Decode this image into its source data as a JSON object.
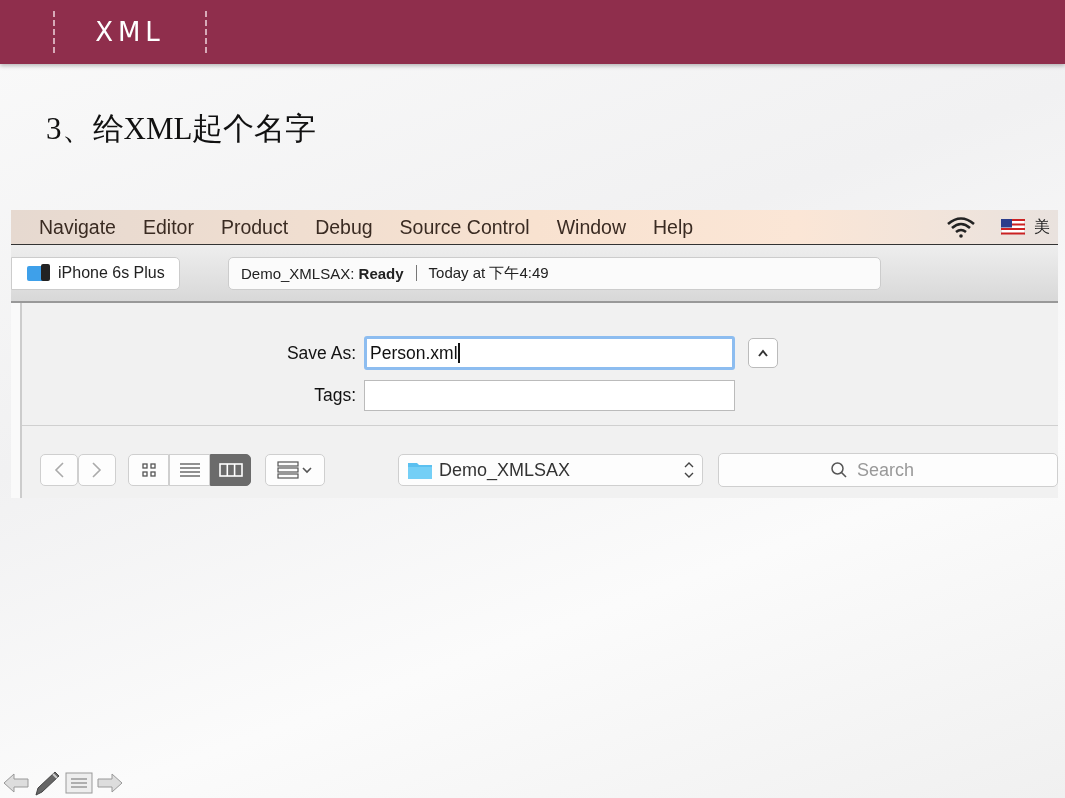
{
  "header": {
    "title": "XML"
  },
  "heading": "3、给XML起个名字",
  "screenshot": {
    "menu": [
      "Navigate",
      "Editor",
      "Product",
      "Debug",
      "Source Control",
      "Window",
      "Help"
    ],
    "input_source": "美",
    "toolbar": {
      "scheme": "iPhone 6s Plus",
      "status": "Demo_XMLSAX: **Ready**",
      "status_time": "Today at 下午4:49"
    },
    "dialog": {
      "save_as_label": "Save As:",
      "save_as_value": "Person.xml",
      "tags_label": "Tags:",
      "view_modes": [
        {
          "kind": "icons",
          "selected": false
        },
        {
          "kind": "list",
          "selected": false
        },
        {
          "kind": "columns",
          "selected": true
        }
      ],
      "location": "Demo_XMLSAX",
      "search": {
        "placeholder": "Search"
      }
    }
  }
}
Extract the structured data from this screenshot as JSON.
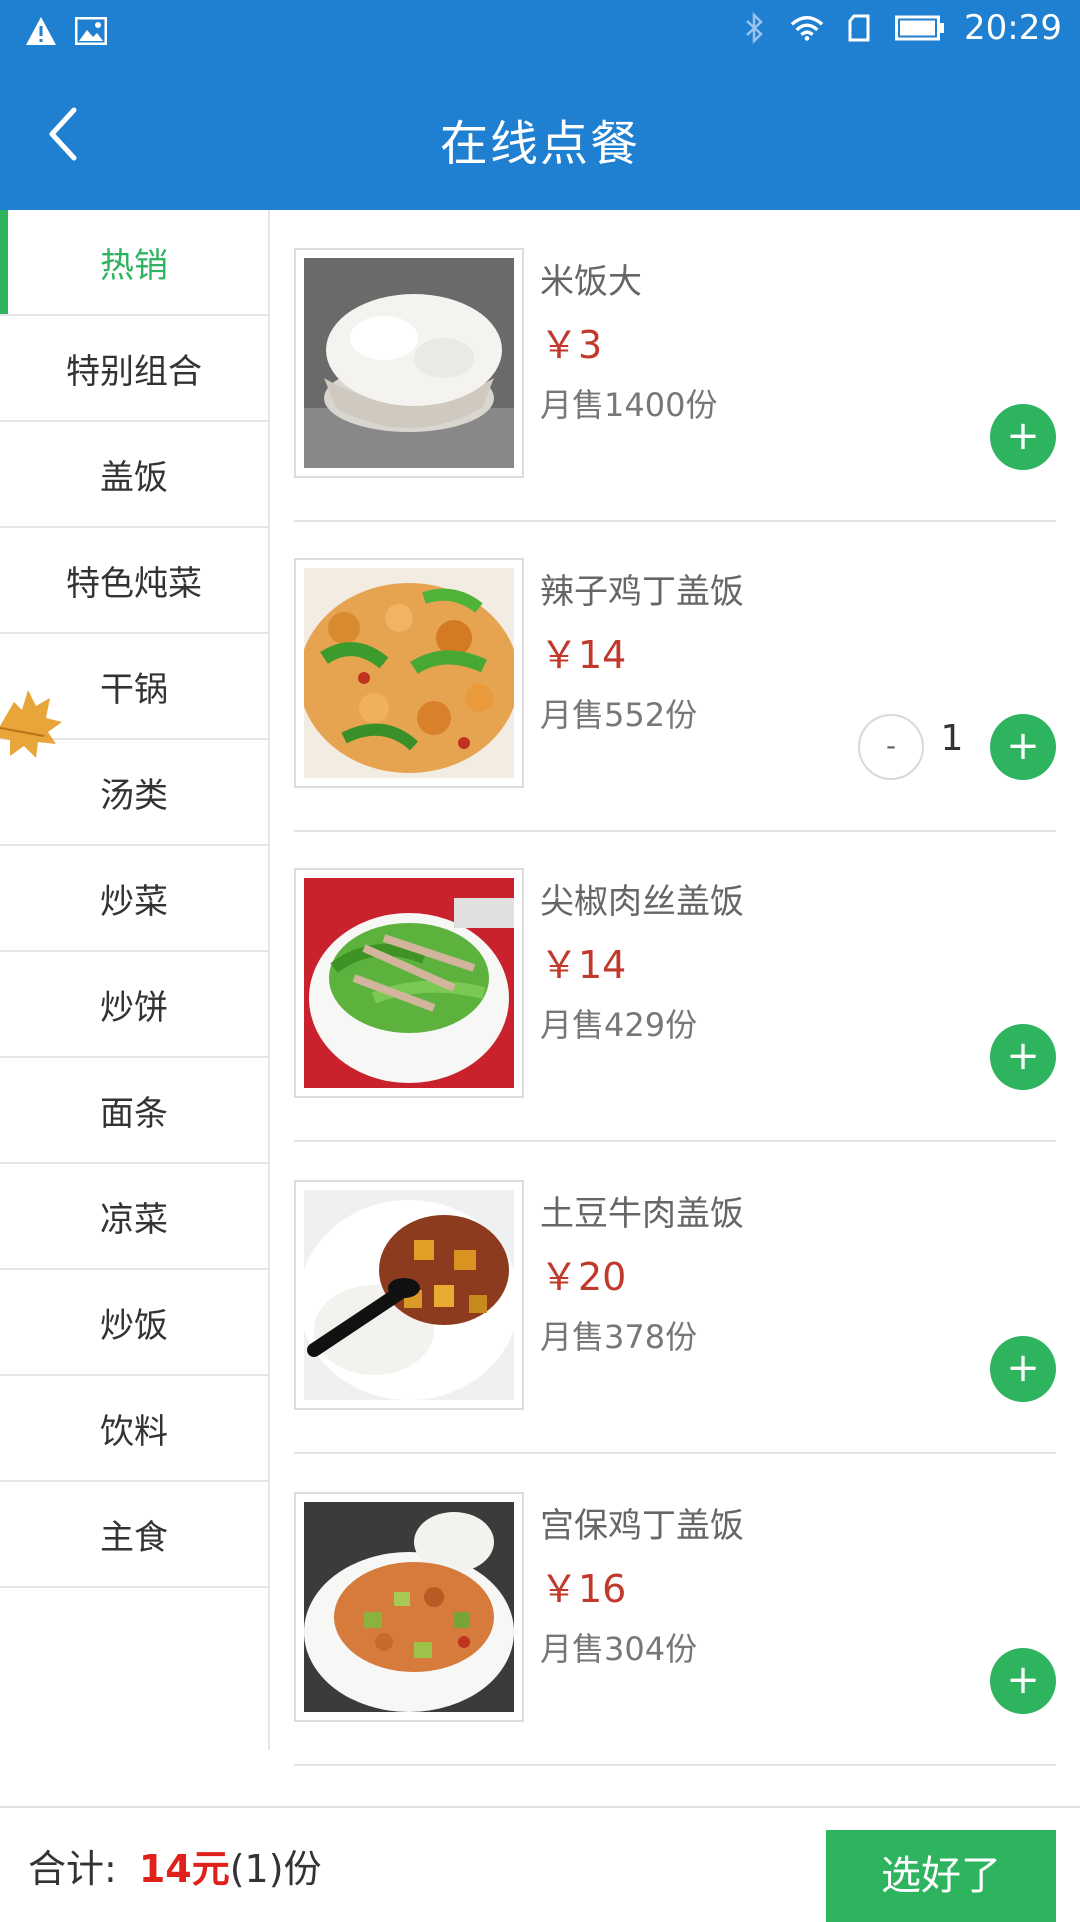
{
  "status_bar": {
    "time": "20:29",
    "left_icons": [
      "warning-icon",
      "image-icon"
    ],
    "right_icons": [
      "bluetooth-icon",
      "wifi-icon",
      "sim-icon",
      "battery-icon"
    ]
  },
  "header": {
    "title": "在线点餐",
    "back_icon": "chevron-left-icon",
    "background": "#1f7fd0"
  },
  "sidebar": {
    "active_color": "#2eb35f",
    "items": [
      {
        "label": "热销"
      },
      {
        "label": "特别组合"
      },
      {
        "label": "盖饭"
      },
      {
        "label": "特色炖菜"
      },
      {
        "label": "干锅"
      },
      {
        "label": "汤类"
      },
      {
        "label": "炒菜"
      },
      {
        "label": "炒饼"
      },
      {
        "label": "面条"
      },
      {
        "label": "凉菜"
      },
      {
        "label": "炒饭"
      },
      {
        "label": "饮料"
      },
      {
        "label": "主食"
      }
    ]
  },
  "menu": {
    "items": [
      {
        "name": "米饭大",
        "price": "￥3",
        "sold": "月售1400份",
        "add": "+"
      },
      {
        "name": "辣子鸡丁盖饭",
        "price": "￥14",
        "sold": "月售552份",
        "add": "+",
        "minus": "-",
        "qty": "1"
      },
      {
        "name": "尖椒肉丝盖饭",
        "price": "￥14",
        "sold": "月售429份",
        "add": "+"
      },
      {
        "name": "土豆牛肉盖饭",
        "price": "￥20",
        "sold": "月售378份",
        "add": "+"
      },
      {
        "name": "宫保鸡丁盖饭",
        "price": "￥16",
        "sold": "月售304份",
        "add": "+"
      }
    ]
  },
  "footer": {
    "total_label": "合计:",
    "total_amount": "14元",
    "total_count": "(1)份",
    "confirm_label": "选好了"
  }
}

* * * * *

*WRITTEN TASK*: Transcribe the preceding listing in its entirety and with exact wording, leaving out pictures.

*SOLUTION TO THIS EXERCISE*:
Decode this image into its source data as a JSON object.
{
  "header": {
    "title": "XML"
  },
  "heading": "3、给XML起个名字",
  "screenshot": {
    "menu": [
      "Navigate",
      "Editor",
      "Product",
      "Debug",
      "Source Control",
      "Window",
      "Help"
    ],
    "input_source": "美",
    "toolbar": {
      "scheme": "iPhone 6s Plus",
      "status": "Demo_XMLSAX: **Ready**",
      "status_time": "Today at 下午4:49"
    },
    "dialog": {
      "save_as_label": "Save As:",
      "save_as_value": "Person.xml",
      "tags_label": "Tags:",
      "view_modes": [
        {
          "kind": "icons",
          "selected": false
        },
        {
          "kind": "list",
          "selected": false
        },
        {
          "kind": "columns",
          "selected": true
        }
      ],
      "location": "Demo_XMLSAX",
      "search": {
        "placeholder": "Search"
      }
    }
  }
}
Extract the structured data from this screenshot as JSON.
{
  "status_bar": {
    "time": "20:29",
    "left_icons": [
      "warning-icon",
      "image-icon"
    ],
    "right_icons": [
      "bluetooth-icon",
      "wifi-icon",
      "sim-icon",
      "battery-icon"
    ]
  },
  "header": {
    "title": "在线点餐",
    "back_icon": "chevron-left-icon",
    "background": "#1f7fd0"
  },
  "sidebar": {
    "active_color": "#2eb35f",
    "items": [
      {
        "label": "热销"
      },
      {
        "label": "特别组合"
      },
      {
        "label": "盖饭"
      },
      {
        "label": "特色炖菜"
      },
      {
        "label": "干锅"
      },
      {
        "label": "汤类"
      },
      {
        "label": "炒菜"
      },
      {
        "label": "炒饼"
      },
      {
        "label": "面条"
      },
      {
        "label": "凉菜"
      },
      {
        "label": "炒饭"
      },
      {
        "label": "饮料"
      },
      {
        "label": "主食"
      }
    ]
  },
  "menu": {
    "items": [
      {
        "name": "米饭大",
        "price": "￥3",
        "sold": "月售1400份",
        "add": "+"
      },
      {
        "name": "辣子鸡丁盖饭",
        "price": "￥14",
        "sold": "月售552份",
        "add": "+",
        "minus": "-",
        "qty": "1"
      },
      {
        "name": "尖椒肉丝盖饭",
        "price": "￥14",
        "sold": "月售429份",
        "add": "+"
      },
      {
        "name": "土豆牛肉盖饭",
        "price": "￥20",
        "sold": "月售378份",
        "add": "+"
      },
      {
        "name": "宫保鸡丁盖饭",
        "price": "￥16",
        "sold": "月售304份",
        "add": "+"
      }
    ]
  },
  "footer": {
    "total_label": "合计:",
    "total_amount": "14元",
    "total_count": "(1)份",
    "confirm_label": "选好了"
  }
}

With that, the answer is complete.